◆ PROMPT ◆
All the records that follow need to be reproduced exactly. Omit the images.

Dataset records
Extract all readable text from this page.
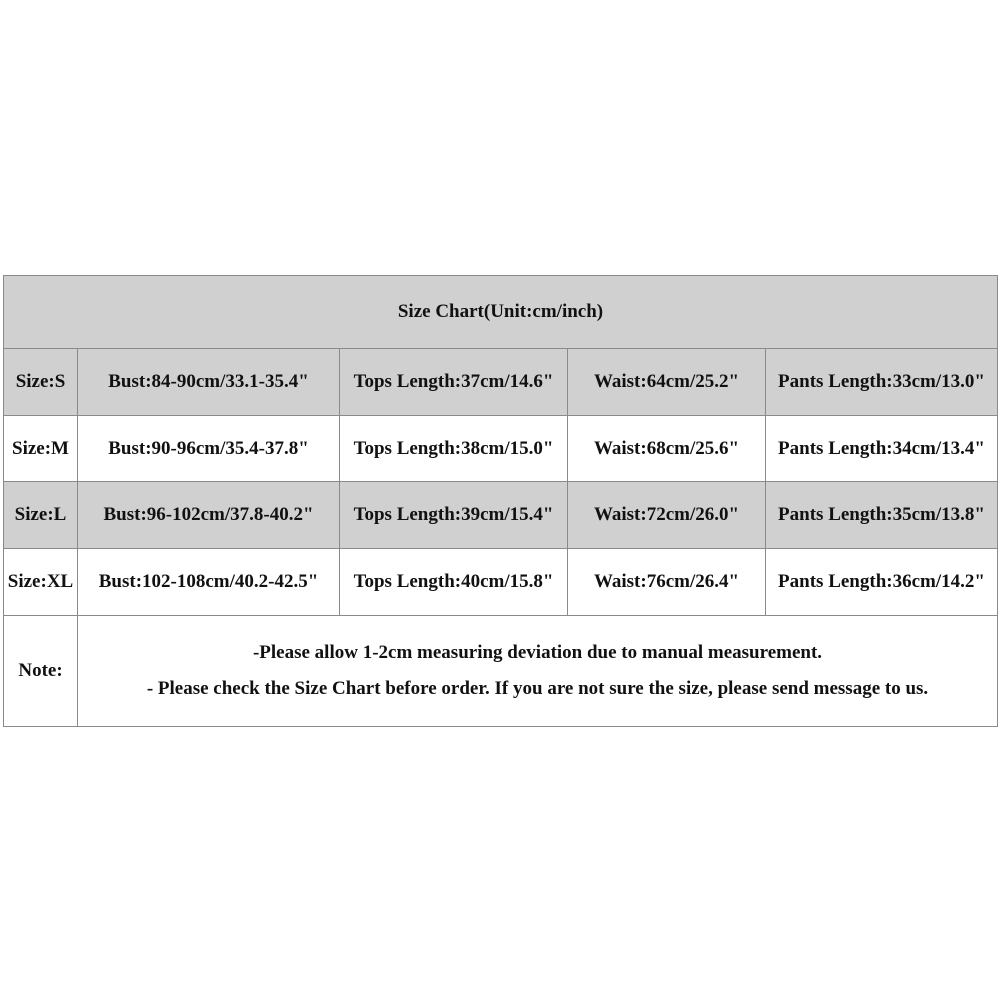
Size Chart(Unit:cm/inch)
Size:S	Bust:84-90cm/33.1-35.4"	Tops Length:37cm/14.6"	Waist:64cm/25.2"	Pants Length:33cm/13.0"
Size:M	Bust:90-96cm/35.4-37.8"	Tops Length:38cm/15.0"	Waist:68cm/25.6"	Pants Length:34cm/13.4"
Size:L	Bust:96-102cm/37.8-40.2"	Tops Length:39cm/15.4"	Waist:72cm/26.0"	Pants Length:35cm/13.8"
Size:XL	Bust:102-108cm/40.2-42.5"	Tops Length:40cm/15.8"	Waist:76cm/26.4"	Pants Length:36cm/14.2"
Note:
-Please allow 1-2cm measuring deviation due to manual measurement.
- Please check the Size Chart before order. If you are not sure the size, please send message to us.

◆ THE RESULT ◆
Extract all readable text from this page.
Size Chart(Unit:cm/inch)
Size:S	Bust:84-90cm/33.1-35.4"	Tops Length:37cm/14.6"	Waist:64cm/25.2"	Pants Length:33cm/13.0"
Size:M	Bust:90-96cm/35.4-37.8"	Tops Length:38cm/15.0"	Waist:68cm/25.6"	Pants Length:34cm/13.4"
Size:L	Bust:96-102cm/37.8-40.2"	Tops Length:39cm/15.4"	Waist:72cm/26.0"	Pants Length:35cm/13.8"
Size:XL	Bust:102-108cm/40.2-42.5"	Tops Length:40cm/15.8"	Waist:76cm/26.4"	Pants Length:36cm/14.2"
Note:
-Please allow 1-2cm measuring deviation due to manual measurement.
- Please check the Size Chart before order. If you are not sure the size, please send message to us.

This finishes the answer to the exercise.